Instructions for the task
Lines containing the word "SERVICES" are the ones to copy from the records below.

Records excerpted from a collection
⟨
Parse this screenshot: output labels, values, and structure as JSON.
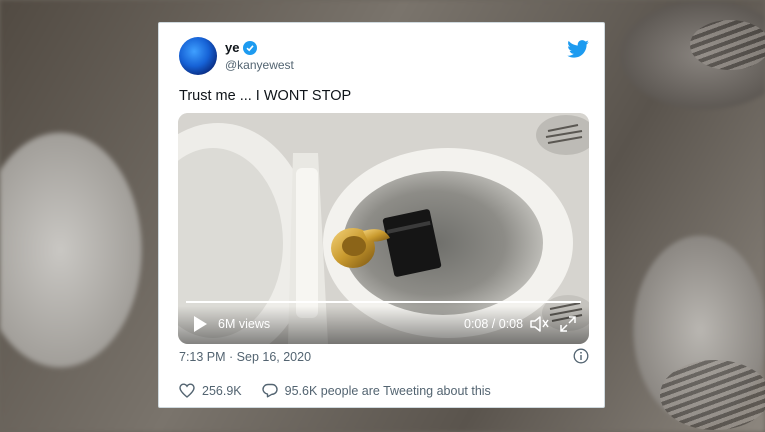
{
  "tweet": {
    "display_name": "ye",
    "handle": "@kanyewest",
    "text": "Trust me ... I WONT STOP",
    "timestamp": "7:13 PM · Sep 16, 2020",
    "likes": "256.9K",
    "tweeting_about": "95.6K people are Tweeting about this",
    "verified": true
  },
  "video": {
    "views": "6M views",
    "timecode": "0:08 / 0:08",
    "progress": 1.0
  },
  "colors": {
    "brand_blue": "#1d9bf0",
    "text_primary": "#0f1419",
    "text_secondary": "#536471"
  },
  "icons": {
    "twitter": "twitter-bird-icon",
    "verified": "verified-badge-icon",
    "play": "play-icon",
    "volume": "volume-icon",
    "expand": "expand-icon",
    "info": "info-icon",
    "like": "heart-icon",
    "reply": "speech-bubble-icon"
  }
}
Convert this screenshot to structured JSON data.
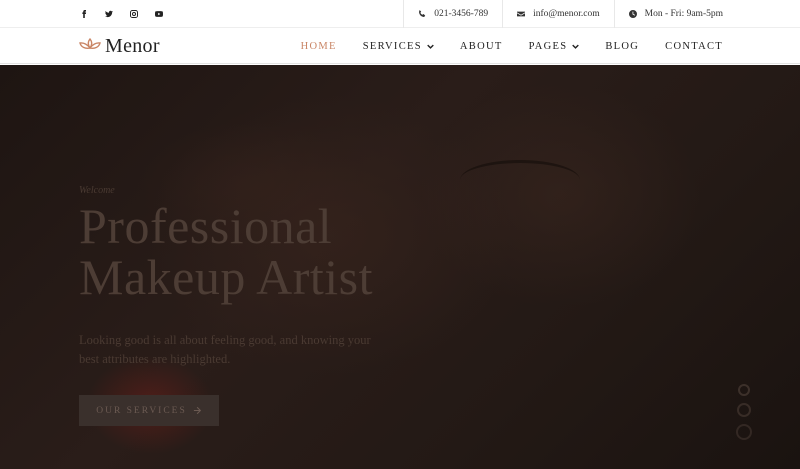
{
  "social_icons": [
    "facebook-icon",
    "twitter-icon",
    "instagram-icon",
    "youtube-icon"
  ],
  "contact": {
    "phone": "021-3456-789",
    "email": "info@menor.com",
    "hours": "Mon - Fri: 9am-5pm"
  },
  "brand": {
    "name": "Menor",
    "accent_color": "#c98565"
  },
  "nav": {
    "items": [
      {
        "label": "HOME",
        "active": true
      },
      {
        "label": "SERVICES",
        "dropdown": true
      },
      {
        "label": "ABOUT"
      },
      {
        "label": "PAGES",
        "dropdown": true
      },
      {
        "label": "BLOG"
      },
      {
        "label": "CONTACT"
      }
    ]
  },
  "hero": {
    "kicker": "Welcome",
    "headline_line1": "Professional",
    "headline_line2": "Makeup Artist",
    "lead": "Looking good is all about feeling good, and knowing your best attributes are highlighted.",
    "cta_label": "OUR SERVICES"
  }
}
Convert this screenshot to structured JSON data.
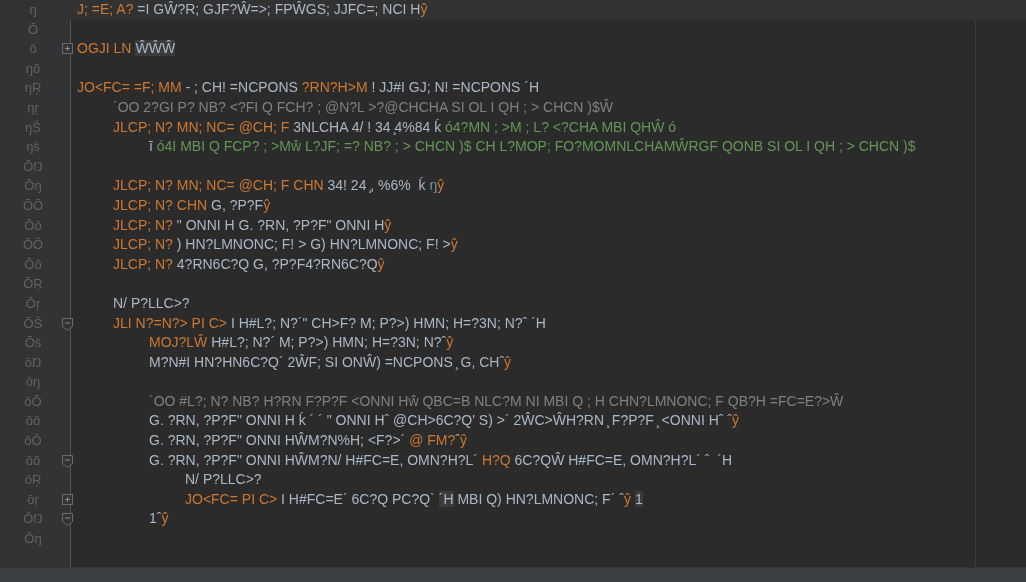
{
  "editor": {
    "lines": [
      {
        "number": "ŋ",
        "current": true,
        "segments": [
          {
            "kind": "keyword",
            "text": "J; =E; A?"
          },
          {
            "kind": "plain",
            "text": " =I GŴ?R; GJF?Ŵ=>; FPŴGS; JJFC=; NCI H"
          },
          {
            "kind": "keyword",
            "text": "ŷ"
          }
        ]
      },
      {
        "number": "Ō",
        "current": false
      },
      {
        "number": "ō",
        "current": false,
        "expanded": false,
        "segments": [
          {
            "kind": "keyword",
            "text": "OGJI LN"
          },
          {
            "kind": "folded",
            "text": "ŴŴŴ"
          }
        ]
      },
      {
        "number": "ŋŏ",
        "current": false
      },
      {
        "number": "ŋŖ",
        "current": false,
        "segments": [
          {
            "kind": "keyword",
            "text": "JO<FC= =F; MM"
          },
          {
            "kind": "plain",
            "text": " - ; CH! =NCPONS "
          },
          {
            "kind": "keyword",
            "text": "?RN?H>M"
          },
          {
            "kind": "plain",
            "text": " ! JJ#I GJ; N! =NCPONS ´H"
          }
        ],
        "children": [
          {
            "number": "ŋŗ",
            "current": false,
            "segments": [
              {
                "kind": "comment",
                "text": "´OO 2?GI P? NB? <?FI Q FCH? ; @N?L >?@CHCHA SI OL I QH ; > CHCN )$Ŵ"
              }
            ]
          },
          {
            "number": "ŋŜ",
            "current": false,
            "segments": [
              {
                "kind": "keyword",
                "text": "JLCP; N? MN; NC= @CH; F"
              },
              {
                "kind": "plain",
                "text": " 3NLCHA 4/ ! 34 ̧4%84 ḱ "
              },
              {
                "kind": "doc",
                "text": "ó4?MN ; >M ; L? <?CHA MBI QHŴ ó"
              }
            ],
            "children": [
              {
                "number": "ŋŝ",
                "current": false,
                "segments": [
                  {
                    "kind": "plain",
                    "text": "ī "
                  },
                  {
                    "kind": "doc",
                    "text": "ó4I MBI Q FCP? ; >Mŵ L?JF; =? NB? ; > CHCN )$ CH L?MOP; FO?MOMNLCHAMŴRGF QONB SI OL I QH ; > CHCN )$"
                  }
                ]
              }
            ]
          },
          {
            "number": "ŌŊ",
            "current": false
          },
          {
            "number": "Ōŋ",
            "current": false,
            "segments": [
              {
                "kind": "keyword",
                "text": "JLCP; N? MN; NC= @CH; F CHN"
              },
              {
                "kind": "plain",
                "text": " 34! 24 ̧, %6%  ḱ "
              },
              {
                "kind": "number",
                "text": "ŋ"
              },
              {
                "kind": "keyword",
                "text": "ŷ"
              }
            ]
          },
          {
            "number": "ŌŌ",
            "current": false,
            "segments": [
              {
                "kind": "keyword",
                "text": "JLCP; N? CHN"
              },
              {
                "kind": "plain",
                "text": " G, ?P?F"
              },
              {
                "kind": "keyword",
                "text": "ŷ"
              }
            ]
          },
          {
            "number": "Ōō",
            "current": false,
            "segments": [
              {
                "kind": "keyword",
                "text": "JLCP; N?"
              },
              {
                "kind": "plain",
                "text": " \" ONNI H G. ?RN, ?P?F\" ONNI H"
              },
              {
                "kind": "keyword",
                "text": "ŷ"
              }
            ]
          },
          {
            "number": "ŌŎ",
            "current": false,
            "segments": [
              {
                "kind": "keyword",
                "text": "JLCP; N?"
              },
              {
                "kind": "plain",
                "text": " ) HN?LMNONC; F! > G) HN?LMNONC; F! >"
              },
              {
                "kind": "keyword",
                "text": "ŷ"
              }
            ]
          },
          {
            "number": "Ōŏ",
            "current": false,
            "segments": [
              {
                "kind": "keyword",
                "text": "JLCP; N?"
              },
              {
                "kind": "plain",
                "text": " 4?RN6C?Q G, ?P?F4?RN6C?Q"
              },
              {
                "kind": "keyword",
                "text": "ŷ"
              }
            ]
          },
          {
            "number": "ŌŖ",
            "current": false
          },
          {
            "number": "Ōŗ",
            "current": false,
            "segments": [
              {
                "kind": "plain",
                "text": "N/ P?LLC>?"
              }
            ]
          },
          {
            "number": "ŌŜ",
            "current": false,
            "expanded": true,
            "segments": [
              {
                "kind": "keyword",
                "text": "JLI N?=N?> PI C>"
              },
              {
                "kind": "plain",
                "text": " I H#L?; N?´\" CH>F? M; P?>) HMN; H=?3N; N?ˆ ´H"
              }
            ],
            "children": [
              {
                "number": "Ōŝ",
                "current": false,
                "segments": [
                  {
                    "kind": "keyword",
                    "text": "MOJ?LŴ"
                  },
                  {
                    "kind": "plain",
                    "text": " H#L?; N?´ M; P?>) HMN; H=?3N; N?ˆ"
                  },
                  {
                    "kind": "keyword",
                    "text": "ŷ"
                  }
                ]
              },
              {
                "number": "ōŊ",
                "current": false,
                "segments": [
                  {
                    "kind": "plain",
                    "text": "M?N#I HN?HN6C?Q´ 2ŴF; SI ONŴ) =NCPONS ̧ G, CHˆ"
                  },
                  {
                    "kind": "keyword",
                    "text": "ŷ"
                  }
                ]
              },
              {
                "number": "ōŋ",
                "current": false
              },
              {
                "number": "ōŌ",
                "current": false,
                "segments": [
                  {
                    "kind": "comment",
                    "text": "´OO #L?; N? NB? H?RN F?P?F <ONNI Hŵ QBC=B NLC?M NI MBI Q ; H CHN?LMNONC; F QB?H =FC=E?>Ŵ"
                  }
                ]
              },
              {
                "number": "ōō",
                "current": false,
                "segments": [
                  {
                    "kind": "plain",
                    "text": "G. ?RN, ?P?F\" ONNI H ḱ ´ ´ \" ONNI Hˆ @CH>6C?Q' S) >´ 2ŴC>ŴH?RN ̧ F?P?F ̧ <ONNI Hˆ ˆ"
                  },
                  {
                    "kind": "keyword",
                    "text": "ŷ"
                  }
                ]
              },
              {
                "number": "ōŎ",
                "current": false,
                "segments": [
                  {
                    "kind": "plain",
                    "text": "G. ?RN, ?P?F\" ONNI HŴM?N%H; <F?>´ "
                  },
                  {
                    "kind": "keyword",
                    "text": "@ FM?"
                  },
                  {
                    "kind": "plain",
                    "text": "ˆ"
                  },
                  {
                    "kind": "keyword",
                    "text": "ŷ"
                  }
                ]
              },
              {
                "number": "ōŏ",
                "current": false,
                "expanded": true,
                "segments": [
                  {
                    "kind": "plain",
                    "text": "G. ?RN, ?P?F\" ONNI HŴM?N/ H#FC=E, OMN?H?L´ "
                  },
                  {
                    "kind": "keyword",
                    "text": "H?Q"
                  },
                  {
                    "kind": "plain",
                    "text": " 6C?QŴ H#FC=E, OMN?H?L´ ˆ  ´H"
                  }
                ],
                "children": [
                  {
                    "number": "ōŖ",
                    "current": false,
                    "segments": [
                      {
                        "kind": "plain",
                        "text": "N/ P?LLC>?"
                      }
                    ]
                  },
                  {
                    "number": "ōŗ",
                    "current": false,
                    "expanded": false,
                    "segments": [
                      {
                        "kind": "keyword",
                        "text": "JO<FC= PI C>"
                      },
                      {
                        "kind": "plain",
                        "text": " I H#FC=E´ 6C?Q PC?Q`"
                      },
                      {
                        "kind": "folded",
                        "text": "´H"
                      },
                      {
                        "kind": "plain",
                        "text": " MBI Q) HN?LMNONC; F´ ˆ"
                      },
                      {
                        "kind": "keyword",
                        "text": "ŷ"
                      },
                      {
                        "kind": "folded",
                        "text": "1"
                      }
                    ]
                  }
                ]
              },
              {
                "number": "ŎŊ",
                "current": false,
                "expanded": true,
                "segments": [
                  {
                    "kind": "plain",
                    "text": "1ˆ"
                  },
                  {
                    "kind": "keyword",
                    "text": "ŷ"
                  }
                ]
              }
            ]
          }
        ]
      },
      {
        "number": "Ŏŋ",
        "current": false
      }
    ]
  }
}
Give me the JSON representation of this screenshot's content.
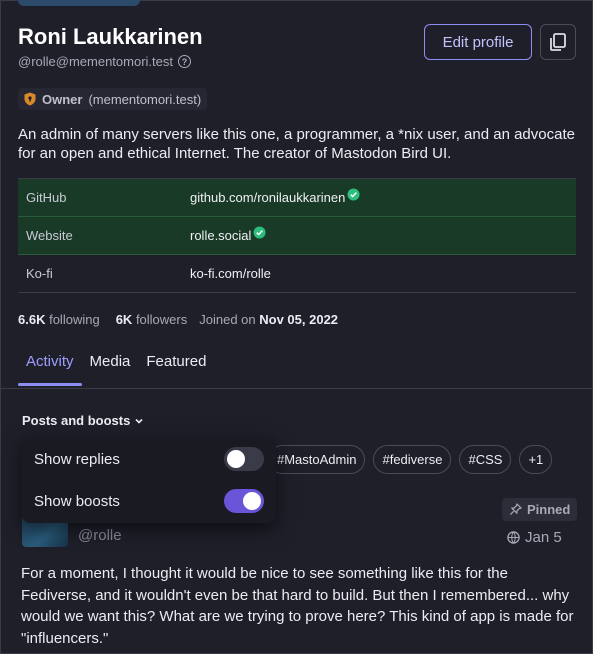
{
  "profile": {
    "name": "Roni Laukkarinen",
    "handle": "@rolle@mementomori.test",
    "role": {
      "label": "Owner",
      "domain": "(mementomori.test)"
    },
    "bio": "An admin of many servers like this one, a programmer, a *nix user, and an advocate for an open and ethical Internet. The creator of Mastodon Bird UI.",
    "edit_label": "Edit profile",
    "fields": [
      {
        "key": "GitHub",
        "value": "github.com/ronilaukkarinen",
        "verified": true
      },
      {
        "key": "Website",
        "value": "rolle.social",
        "verified": true
      },
      {
        "key": "Ko-fi",
        "value": "ko-fi.com/rolle",
        "verified": false
      }
    ],
    "stats": {
      "following_count": "6.6K",
      "following_label": "following",
      "followers_count": "6K",
      "followers_label": "followers",
      "joined_label": "Joined on",
      "joined_date": "Nov 05, 2022"
    }
  },
  "tabs": [
    {
      "label": "Activity",
      "active": true
    },
    {
      "label": "Media",
      "active": false
    },
    {
      "label": "Featured",
      "active": false
    }
  ],
  "filter": {
    "label": "Posts and boosts",
    "menu": [
      {
        "label": "Show replies",
        "enabled": false
      },
      {
        "label": "Show boosts",
        "enabled": true
      }
    ]
  },
  "tags": [
    "#MastoAdmin",
    "#fediverse",
    "#CSS",
    "+1"
  ],
  "post": {
    "handle": "@rolle",
    "pinned_label": "Pinned",
    "date": "Jan 5",
    "text": "For a moment, I thought it would be nice to see something like this for the Fediverse, and it wouldn't even be that hard to build. But then I remembered... why would we want this? What are we trying to prove here? This kind of app is made for \"influencers.\""
  },
  "colors": {
    "accent": "#8d8ef4",
    "verified_bg": "#183a26",
    "verified_check": "#2bbf7e",
    "toggle_on": "#6a55d8"
  }
}
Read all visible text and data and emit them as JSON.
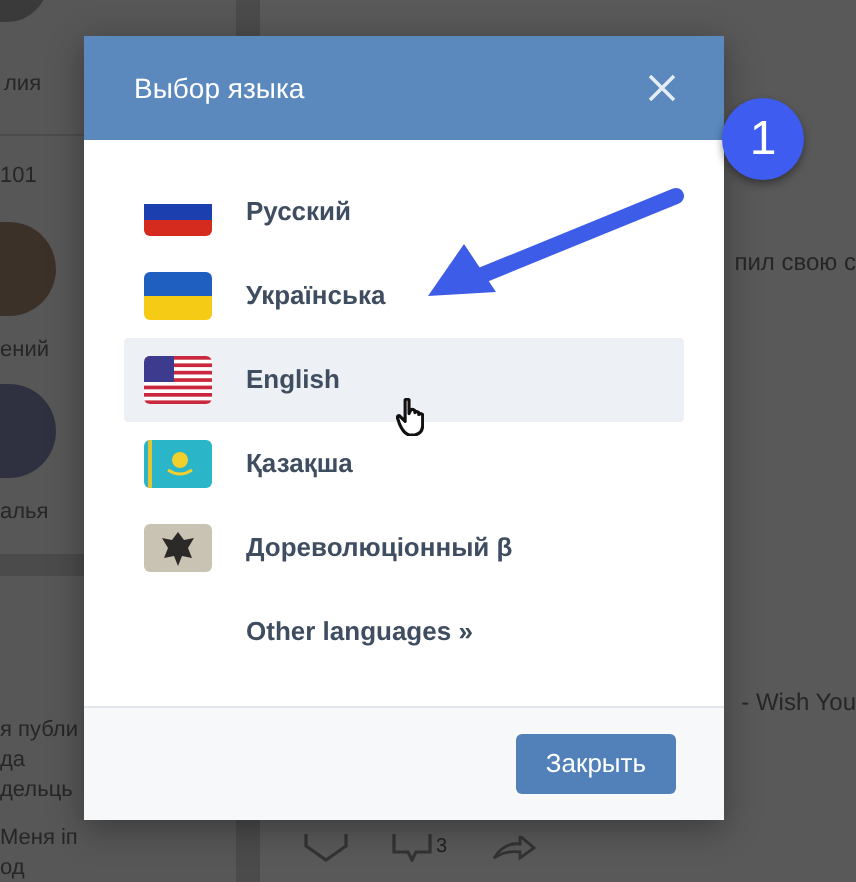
{
  "background": {
    "left_texts": [
      "лия",
      "101",
      "ений",
      "алья",
      "я публи",
      "да",
      "дельць",
      "Меня іп",
      "од"
    ],
    "right_texts": [
      "пил свою с",
      "- Wish You"
    ],
    "comment_count": "3"
  },
  "dialog": {
    "title": "Выбор языка",
    "languages": [
      {
        "label": "Русский",
        "kind": "ru",
        "highlighted": false
      },
      {
        "label": "Українська",
        "kind": "ua",
        "highlighted": false
      },
      {
        "label": "English",
        "kind": "us",
        "highlighted": true
      },
      {
        "label": "Қазақша",
        "kind": "kz",
        "highlighted": false
      },
      {
        "label": "Дореволюціонный β",
        "kind": "imperial",
        "highlighted": false
      }
    ],
    "other_languages": "Other languages »",
    "close_button": "Закрыть"
  },
  "annotation": {
    "step": "1"
  }
}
⟩
Exercise output
        "label": "SERVICES",
    "cta_label": "OUR SERVICES"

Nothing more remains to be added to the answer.